**Stored data**
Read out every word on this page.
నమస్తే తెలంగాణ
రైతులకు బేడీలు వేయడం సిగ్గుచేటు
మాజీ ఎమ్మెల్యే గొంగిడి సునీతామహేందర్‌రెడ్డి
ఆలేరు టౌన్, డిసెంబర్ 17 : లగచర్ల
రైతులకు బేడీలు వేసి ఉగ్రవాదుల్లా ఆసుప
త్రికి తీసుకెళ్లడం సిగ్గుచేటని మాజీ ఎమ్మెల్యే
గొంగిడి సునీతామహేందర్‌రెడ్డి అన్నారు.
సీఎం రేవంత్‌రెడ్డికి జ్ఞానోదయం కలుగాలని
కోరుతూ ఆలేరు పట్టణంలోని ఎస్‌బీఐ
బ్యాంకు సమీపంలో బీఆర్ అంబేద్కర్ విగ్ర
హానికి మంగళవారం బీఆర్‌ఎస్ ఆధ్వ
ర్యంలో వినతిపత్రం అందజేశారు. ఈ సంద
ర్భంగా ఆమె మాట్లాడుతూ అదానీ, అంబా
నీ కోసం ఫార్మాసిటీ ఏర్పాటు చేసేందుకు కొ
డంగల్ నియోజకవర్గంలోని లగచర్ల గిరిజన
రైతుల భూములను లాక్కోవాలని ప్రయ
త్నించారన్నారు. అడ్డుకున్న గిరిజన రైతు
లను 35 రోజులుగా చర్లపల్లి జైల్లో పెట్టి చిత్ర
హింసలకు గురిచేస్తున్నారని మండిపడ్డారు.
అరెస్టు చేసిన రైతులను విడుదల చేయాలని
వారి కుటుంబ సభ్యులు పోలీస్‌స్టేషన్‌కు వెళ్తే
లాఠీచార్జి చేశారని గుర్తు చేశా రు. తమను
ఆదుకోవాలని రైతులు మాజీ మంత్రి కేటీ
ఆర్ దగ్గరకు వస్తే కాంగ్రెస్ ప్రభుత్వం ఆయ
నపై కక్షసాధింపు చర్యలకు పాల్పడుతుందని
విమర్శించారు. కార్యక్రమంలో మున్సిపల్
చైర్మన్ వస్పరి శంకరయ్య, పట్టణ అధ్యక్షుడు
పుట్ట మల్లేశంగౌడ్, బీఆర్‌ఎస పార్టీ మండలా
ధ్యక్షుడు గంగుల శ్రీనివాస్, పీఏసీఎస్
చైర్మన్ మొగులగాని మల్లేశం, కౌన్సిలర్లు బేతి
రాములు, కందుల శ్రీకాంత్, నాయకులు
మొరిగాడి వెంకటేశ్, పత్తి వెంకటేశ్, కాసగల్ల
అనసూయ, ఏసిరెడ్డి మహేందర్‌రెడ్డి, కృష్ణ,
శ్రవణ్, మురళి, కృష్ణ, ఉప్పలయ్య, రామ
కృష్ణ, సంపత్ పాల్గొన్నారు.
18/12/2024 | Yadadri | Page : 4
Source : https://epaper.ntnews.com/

**Problem requirements**
Would you reproduce the material above in full, exactly as given?

**The reply**
Read out every word on this page.
నమస్తే తెలంగాణ
రైతులకు బేడీలు వేయడం సిగ్గుచేటు
మాజీ ఎమ్మెల్యే గొంగిడి సునీతామహేందర్‌రెడ్డి
ఆలేరు టౌన్, డిసెంబర్ 17 : లగచర్ల
రైతులకు బేడీలు వేసి ఉగ్రవాదుల్లా ఆసుప
త్రికి తీసుకెళ్లడం సిగ్గుచేటని మాజీ ఎమ్మెల్యే
గొంగిడి సునీతామహేందర్‌రెడ్డి అన్నారు.
సీఎం రేవంత్‌రెడ్డికి జ్ఞానోదయం కలుగాలని
కోరుతూ ఆలేరు పట్టణంలోని ఎస్‌బీఐ
బ్యాంకు సమీపంలో బీఆర్ అంబేద్కర్ విగ్ర
హానికి మంగళవారం బీఆర్‌ఎస్ ఆధ్వ
ర్యంలో వినతిపత్రం అందజేశారు. ఈ సంద
ర్భంగా ఆమె మాట్లాడుతూ అదానీ, అంబా
నీ కోసం ఫార్మాసిటీ ఏర్పాటు చేసేందుకు కొ
డంగల్ నియోజకవర్గంలోని లగచర్ల గిరిజన
రైతుల భూములను లాక్కోవాలని ప్రయ
త్నించారన్నారు. అడ్డుకున్న గిరిజన రైతు
లను 35 రోజులుగా చర్లపల్లి జైల్లో పెట్టి చిత్ర
హింసలకు గురిచేస్తున్నారని మండిపడ్డారు.
అరెస్టు చేసిన రైతులను విడుదల చేయాలని
వారి కుటుంబ సభ్యులు పోలీస్‌స్టేషన్‌కు వెళ్తే
లాఠీచార్జి చేశారని గుర్తు చేశా రు. తమను
ఆదుకోవాలని రైతులు మాజీ మంత్రి కేటీ
ఆర్ దగ్గరకు వస్తే కాంగ్రెస్ ప్రభుత్వం ఆయ
నపై కక్షసాధింపు చర్యలకు పాల్పడుతుందని
విమర్శించారు. కార్యక్రమంలో మున్సిపల్
చైర్మన్ వస్పరి శంకరయ్య, పట్టణ అధ్యక్షుడు
పుట్ట మల్లేశంగౌడ్, బీఆర్‌ఎస పార్టీ మండలా
ధ్యక్షుడు గంగుల శ్రీనివాస్, పీఏసీఎస్
చైర్మన్ మొగులగాని మల్లేశం, కౌన్సిలర్లు బేతి
రాములు, కందుల శ్రీకాంత్, నాయకులు
మొరిగాడి వెంకటేశ్, పత్తి వెంకటేశ్, కాసగల్ల
అనసూయ, ఏసిరెడ్డి మహేందర్‌రెడ్డి, కృష్ణ,
శ్రవణ్, మురళి, కృష్ణ, ఉప్పలయ్య, రామ
కృష్ణ, సంపత్ పాల్గొన్నారు.
18/12/2024 | Yadadri | Page : 4
Source : https://epaper.ntnews.com/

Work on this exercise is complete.